• **Given entries**

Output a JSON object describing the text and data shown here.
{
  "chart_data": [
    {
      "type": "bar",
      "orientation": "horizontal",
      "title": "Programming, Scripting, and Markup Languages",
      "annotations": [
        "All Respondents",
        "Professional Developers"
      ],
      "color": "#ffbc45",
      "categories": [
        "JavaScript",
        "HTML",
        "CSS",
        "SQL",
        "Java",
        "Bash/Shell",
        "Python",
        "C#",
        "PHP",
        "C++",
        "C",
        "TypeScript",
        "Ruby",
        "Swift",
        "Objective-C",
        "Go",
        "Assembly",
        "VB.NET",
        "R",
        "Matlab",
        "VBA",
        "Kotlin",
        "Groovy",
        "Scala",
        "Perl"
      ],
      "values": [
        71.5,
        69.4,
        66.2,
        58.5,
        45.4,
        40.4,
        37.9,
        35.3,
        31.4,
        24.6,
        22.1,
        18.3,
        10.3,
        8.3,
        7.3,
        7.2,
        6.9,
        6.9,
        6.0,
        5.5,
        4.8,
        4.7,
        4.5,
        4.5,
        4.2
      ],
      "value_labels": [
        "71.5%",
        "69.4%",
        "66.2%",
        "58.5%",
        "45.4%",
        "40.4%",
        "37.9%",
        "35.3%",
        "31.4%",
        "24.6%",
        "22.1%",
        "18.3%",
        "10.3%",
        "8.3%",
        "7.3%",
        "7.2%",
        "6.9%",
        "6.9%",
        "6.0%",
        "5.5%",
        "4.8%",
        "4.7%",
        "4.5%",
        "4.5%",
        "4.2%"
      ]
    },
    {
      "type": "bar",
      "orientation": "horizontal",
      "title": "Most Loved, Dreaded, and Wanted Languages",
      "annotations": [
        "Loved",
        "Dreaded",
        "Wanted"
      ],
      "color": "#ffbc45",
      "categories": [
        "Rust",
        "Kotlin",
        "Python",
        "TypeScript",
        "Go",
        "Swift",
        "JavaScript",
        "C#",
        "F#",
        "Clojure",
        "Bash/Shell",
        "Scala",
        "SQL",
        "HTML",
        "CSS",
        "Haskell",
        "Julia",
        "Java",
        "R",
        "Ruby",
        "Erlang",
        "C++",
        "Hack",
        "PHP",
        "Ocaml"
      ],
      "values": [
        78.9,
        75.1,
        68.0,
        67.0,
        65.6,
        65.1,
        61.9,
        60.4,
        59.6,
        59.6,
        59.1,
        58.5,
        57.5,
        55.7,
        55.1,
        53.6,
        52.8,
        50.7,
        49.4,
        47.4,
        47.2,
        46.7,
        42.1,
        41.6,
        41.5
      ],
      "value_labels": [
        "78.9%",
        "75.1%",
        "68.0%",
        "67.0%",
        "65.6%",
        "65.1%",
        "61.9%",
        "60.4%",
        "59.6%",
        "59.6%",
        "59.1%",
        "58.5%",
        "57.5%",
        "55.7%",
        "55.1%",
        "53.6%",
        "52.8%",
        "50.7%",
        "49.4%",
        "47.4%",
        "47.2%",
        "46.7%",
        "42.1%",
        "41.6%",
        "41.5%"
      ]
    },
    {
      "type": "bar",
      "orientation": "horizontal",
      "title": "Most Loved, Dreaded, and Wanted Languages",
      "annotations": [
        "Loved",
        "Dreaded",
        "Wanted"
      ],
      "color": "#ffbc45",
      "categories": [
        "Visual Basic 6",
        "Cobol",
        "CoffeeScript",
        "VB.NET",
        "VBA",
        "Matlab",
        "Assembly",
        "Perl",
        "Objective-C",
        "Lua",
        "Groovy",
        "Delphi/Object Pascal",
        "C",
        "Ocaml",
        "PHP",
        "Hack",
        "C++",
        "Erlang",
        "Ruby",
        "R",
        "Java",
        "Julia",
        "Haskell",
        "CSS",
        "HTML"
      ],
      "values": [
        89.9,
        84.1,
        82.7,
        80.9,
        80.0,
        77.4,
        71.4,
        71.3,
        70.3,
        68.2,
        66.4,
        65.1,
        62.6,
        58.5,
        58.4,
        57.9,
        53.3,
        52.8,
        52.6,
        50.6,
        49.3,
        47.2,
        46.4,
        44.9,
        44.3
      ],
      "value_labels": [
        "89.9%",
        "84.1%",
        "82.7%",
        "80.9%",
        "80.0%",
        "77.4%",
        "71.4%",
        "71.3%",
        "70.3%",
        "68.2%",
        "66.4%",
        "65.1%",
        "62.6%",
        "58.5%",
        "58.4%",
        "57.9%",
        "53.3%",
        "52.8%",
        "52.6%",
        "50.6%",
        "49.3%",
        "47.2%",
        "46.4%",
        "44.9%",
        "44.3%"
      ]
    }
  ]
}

• **Written exercise**
Transcribe all of the lines in the records precisely.

• **The solution**
Output a JSON object describing the text and data shown here.
{
  "chart_data": [
    {
      "type": "bar",
      "orientation": "horizontal",
      "title": "Programming, Scripting, and Markup Languages",
      "annotations": [
        "All Respondents",
        "Professional Developers"
      ],
      "color": "#ffbc45",
      "categories": [
        "JavaScript",
        "HTML",
        "CSS",
        "SQL",
        "Java",
        "Bash/Shell",
        "Python",
        "C#",
        "PHP",
        "C++",
        "C",
        "TypeScript",
        "Ruby",
        "Swift",
        "Objective-C",
        "Go",
        "Assembly",
        "VB.NET",
        "R",
        "Matlab",
        "VBA",
        "Kotlin",
        "Groovy",
        "Scala",
        "Perl"
      ],
      "values": [
        71.5,
        69.4,
        66.2,
        58.5,
        45.4,
        40.4,
        37.9,
        35.3,
        31.4,
        24.6,
        22.1,
        18.3,
        10.3,
        8.3,
        7.3,
        7.2,
        6.9,
        6.9,
        6.0,
        5.5,
        4.8,
        4.7,
        4.5,
        4.5,
        4.2
      ],
      "value_labels": [
        "71.5%",
        "69.4%",
        "66.2%",
        "58.5%",
        "45.4%",
        "40.4%",
        "37.9%",
        "35.3%",
        "31.4%",
        "24.6%",
        "22.1%",
        "18.3%",
        "10.3%",
        "8.3%",
        "7.3%",
        "7.2%",
        "6.9%",
        "6.9%",
        "6.0%",
        "5.5%",
        "4.8%",
        "4.7%",
        "4.5%",
        "4.5%",
        "4.2%"
      ]
    },
    {
      "type": "bar",
      "orientation": "horizontal",
      "title": "Most Loved, Dreaded, and Wanted Languages",
      "annotations": [
        "Loved",
        "Dreaded",
        "Wanted"
      ],
      "color": "#ffbc45",
      "categories": [
        "Rust",
        "Kotlin",
        "Python",
        "TypeScript",
        "Go",
        "Swift",
        "JavaScript",
        "C#",
        "F#",
        "Clojure",
        "Bash/Shell",
        "Scala",
        "SQL",
        "HTML",
        "CSS",
        "Haskell",
        "Julia",
        "Java",
        "R",
        "Ruby",
        "Erlang",
        "C++",
        "Hack",
        "PHP",
        "Ocaml"
      ],
      "values": [
        78.9,
        75.1,
        68.0,
        67.0,
        65.6,
        65.1,
        61.9,
        60.4,
        59.6,
        59.6,
        59.1,
        58.5,
        57.5,
        55.7,
        55.1,
        53.6,
        52.8,
        50.7,
        49.4,
        47.4,
        47.2,
        46.7,
        42.1,
        41.6,
        41.5
      ],
      "value_labels": [
        "78.9%",
        "75.1%",
        "68.0%",
        "67.0%",
        "65.6%",
        "65.1%",
        "61.9%",
        "60.4%",
        "59.6%",
        "59.6%",
        "59.1%",
        "58.5%",
        "57.5%",
        "55.7%",
        "55.1%",
        "53.6%",
        "52.8%",
        "50.7%",
        "49.4%",
        "47.4%",
        "47.2%",
        "46.7%",
        "42.1%",
        "41.6%",
        "41.5%"
      ]
    },
    {
      "type": "bar",
      "orientation": "horizontal",
      "title": "Most Loved, Dreaded, and Wanted Languages",
      "annotations": [
        "Loved",
        "Dreaded",
        "Wanted"
      ],
      "color": "#ffbc45",
      "categories": [
        "Visual Basic 6",
        "Cobol",
        "CoffeeScript",
        "VB.NET",
        "VBA",
        "Matlab",
        "Assembly",
        "Perl",
        "Objective-C",
        "Lua",
        "Groovy",
        "Delphi/Object Pascal",
        "C",
        "Ocaml",
        "PHP",
        "Hack",
        "C++",
        "Erlang",
        "Ruby",
        "R",
        "Java",
        "Julia",
        "Haskell",
        "CSS",
        "HTML"
      ],
      "values": [
        89.9,
        84.1,
        82.7,
        80.9,
        80.0,
        77.4,
        71.4,
        71.3,
        70.3,
        68.2,
        66.4,
        65.1,
        62.6,
        58.5,
        58.4,
        57.9,
        53.3,
        52.8,
        52.6,
        50.6,
        49.3,
        47.2,
        46.4,
        44.9,
        44.3
      ],
      "value_labels": [
        "89.9%",
        "84.1%",
        "82.7%",
        "80.9%",
        "80.0%",
        "77.4%",
        "71.4%",
        "71.3%",
        "70.3%",
        "68.2%",
        "66.4%",
        "65.1%",
        "62.6%",
        "58.5%",
        "58.4%",
        "57.9%",
        "53.3%",
        "52.8%",
        "52.6%",
        "50.6%",
        "49.3%",
        "47.2%",
        "46.4%",
        "44.9%",
        "44.3%"
      ]
    }
  ]
}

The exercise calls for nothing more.